**Task**
Gather every line below where "JSON" appears.

**Excerpted records**
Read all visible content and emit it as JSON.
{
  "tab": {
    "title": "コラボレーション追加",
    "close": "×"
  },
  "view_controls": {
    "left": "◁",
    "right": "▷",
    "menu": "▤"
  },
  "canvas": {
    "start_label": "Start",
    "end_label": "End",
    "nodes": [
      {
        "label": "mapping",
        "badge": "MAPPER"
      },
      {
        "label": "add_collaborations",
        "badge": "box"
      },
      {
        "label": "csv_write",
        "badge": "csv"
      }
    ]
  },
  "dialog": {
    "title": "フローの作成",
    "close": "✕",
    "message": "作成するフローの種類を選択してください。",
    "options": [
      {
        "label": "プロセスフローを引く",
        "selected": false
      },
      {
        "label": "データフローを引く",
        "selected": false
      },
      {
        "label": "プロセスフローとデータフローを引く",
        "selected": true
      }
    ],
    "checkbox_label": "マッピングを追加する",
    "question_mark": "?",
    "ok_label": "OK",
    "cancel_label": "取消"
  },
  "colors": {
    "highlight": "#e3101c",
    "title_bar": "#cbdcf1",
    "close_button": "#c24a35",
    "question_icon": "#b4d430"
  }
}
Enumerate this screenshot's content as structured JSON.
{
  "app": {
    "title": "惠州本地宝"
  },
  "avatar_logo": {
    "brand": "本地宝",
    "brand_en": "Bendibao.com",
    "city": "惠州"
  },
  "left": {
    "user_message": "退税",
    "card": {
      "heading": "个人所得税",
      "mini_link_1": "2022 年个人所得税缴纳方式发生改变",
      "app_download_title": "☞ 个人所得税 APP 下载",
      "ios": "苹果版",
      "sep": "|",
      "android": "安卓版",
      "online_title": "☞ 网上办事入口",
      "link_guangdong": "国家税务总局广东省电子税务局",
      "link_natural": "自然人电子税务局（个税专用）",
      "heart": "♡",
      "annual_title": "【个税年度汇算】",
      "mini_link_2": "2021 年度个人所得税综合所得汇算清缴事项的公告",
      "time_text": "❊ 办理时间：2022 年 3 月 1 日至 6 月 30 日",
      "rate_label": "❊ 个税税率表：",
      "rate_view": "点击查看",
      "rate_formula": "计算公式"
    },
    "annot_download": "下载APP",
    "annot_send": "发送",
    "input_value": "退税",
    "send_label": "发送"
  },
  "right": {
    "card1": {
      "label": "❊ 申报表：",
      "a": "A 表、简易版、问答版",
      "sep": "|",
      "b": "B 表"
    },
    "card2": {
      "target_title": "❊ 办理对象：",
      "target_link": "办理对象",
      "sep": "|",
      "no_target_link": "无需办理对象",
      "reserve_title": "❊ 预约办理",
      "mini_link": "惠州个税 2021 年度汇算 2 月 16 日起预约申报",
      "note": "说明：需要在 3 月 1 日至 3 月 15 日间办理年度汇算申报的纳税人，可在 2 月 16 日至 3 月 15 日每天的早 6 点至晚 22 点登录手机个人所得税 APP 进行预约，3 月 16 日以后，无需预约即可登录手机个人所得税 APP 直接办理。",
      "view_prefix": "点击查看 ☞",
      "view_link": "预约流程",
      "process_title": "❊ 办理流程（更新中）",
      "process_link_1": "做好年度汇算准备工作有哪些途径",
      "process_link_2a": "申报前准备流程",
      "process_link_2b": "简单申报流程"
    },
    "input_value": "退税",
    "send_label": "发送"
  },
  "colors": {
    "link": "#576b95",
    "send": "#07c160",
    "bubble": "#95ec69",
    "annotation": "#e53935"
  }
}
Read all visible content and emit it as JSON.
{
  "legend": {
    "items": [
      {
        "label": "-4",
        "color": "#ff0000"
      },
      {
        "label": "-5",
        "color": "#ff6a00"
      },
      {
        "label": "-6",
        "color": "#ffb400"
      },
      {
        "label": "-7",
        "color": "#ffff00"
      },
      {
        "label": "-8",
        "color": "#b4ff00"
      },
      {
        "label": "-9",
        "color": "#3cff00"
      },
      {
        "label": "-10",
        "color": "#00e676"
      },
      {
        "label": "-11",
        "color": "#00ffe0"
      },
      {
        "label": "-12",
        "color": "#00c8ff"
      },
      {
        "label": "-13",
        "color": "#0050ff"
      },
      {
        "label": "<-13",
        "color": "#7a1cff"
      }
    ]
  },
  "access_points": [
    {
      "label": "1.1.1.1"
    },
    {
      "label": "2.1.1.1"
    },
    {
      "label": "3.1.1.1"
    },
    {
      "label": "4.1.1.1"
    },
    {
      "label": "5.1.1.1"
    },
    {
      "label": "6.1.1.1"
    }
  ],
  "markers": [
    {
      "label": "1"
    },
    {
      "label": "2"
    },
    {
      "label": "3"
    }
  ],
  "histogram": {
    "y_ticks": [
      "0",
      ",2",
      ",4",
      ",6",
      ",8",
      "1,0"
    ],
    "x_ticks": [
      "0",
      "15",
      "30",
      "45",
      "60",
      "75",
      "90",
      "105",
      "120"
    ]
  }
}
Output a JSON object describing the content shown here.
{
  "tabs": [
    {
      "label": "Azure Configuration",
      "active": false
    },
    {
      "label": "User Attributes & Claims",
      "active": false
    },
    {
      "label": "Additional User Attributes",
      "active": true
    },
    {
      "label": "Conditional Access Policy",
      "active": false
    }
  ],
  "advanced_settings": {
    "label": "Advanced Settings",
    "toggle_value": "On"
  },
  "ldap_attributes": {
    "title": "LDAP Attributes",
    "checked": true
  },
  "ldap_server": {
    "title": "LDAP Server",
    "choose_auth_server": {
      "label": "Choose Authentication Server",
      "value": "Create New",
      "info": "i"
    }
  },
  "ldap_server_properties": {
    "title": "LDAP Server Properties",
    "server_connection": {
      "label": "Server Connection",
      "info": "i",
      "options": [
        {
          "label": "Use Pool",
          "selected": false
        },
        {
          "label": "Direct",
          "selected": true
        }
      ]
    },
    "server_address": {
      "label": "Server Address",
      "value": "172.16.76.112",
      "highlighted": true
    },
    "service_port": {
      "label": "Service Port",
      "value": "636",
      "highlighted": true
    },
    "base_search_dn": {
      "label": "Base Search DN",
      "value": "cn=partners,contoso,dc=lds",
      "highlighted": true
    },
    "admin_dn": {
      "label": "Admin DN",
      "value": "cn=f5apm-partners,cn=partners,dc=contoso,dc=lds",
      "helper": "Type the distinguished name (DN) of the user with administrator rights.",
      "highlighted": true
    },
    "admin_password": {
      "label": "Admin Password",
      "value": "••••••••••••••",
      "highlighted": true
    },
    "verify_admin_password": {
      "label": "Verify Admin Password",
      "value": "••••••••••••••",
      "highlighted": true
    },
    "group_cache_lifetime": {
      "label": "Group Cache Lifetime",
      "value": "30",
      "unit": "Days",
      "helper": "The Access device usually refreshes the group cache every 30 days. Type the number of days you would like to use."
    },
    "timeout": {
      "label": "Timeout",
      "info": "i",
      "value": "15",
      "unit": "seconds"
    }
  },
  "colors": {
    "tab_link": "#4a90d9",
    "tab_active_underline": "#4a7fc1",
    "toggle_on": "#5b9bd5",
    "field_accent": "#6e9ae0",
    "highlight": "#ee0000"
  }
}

**Problem solution**
Read all visible content and emit it as JSON.
Enumerate this screenshot's content as structured JSON.
Read all visible content and emit it as JSON.
Output a JSON object describing the content shown here.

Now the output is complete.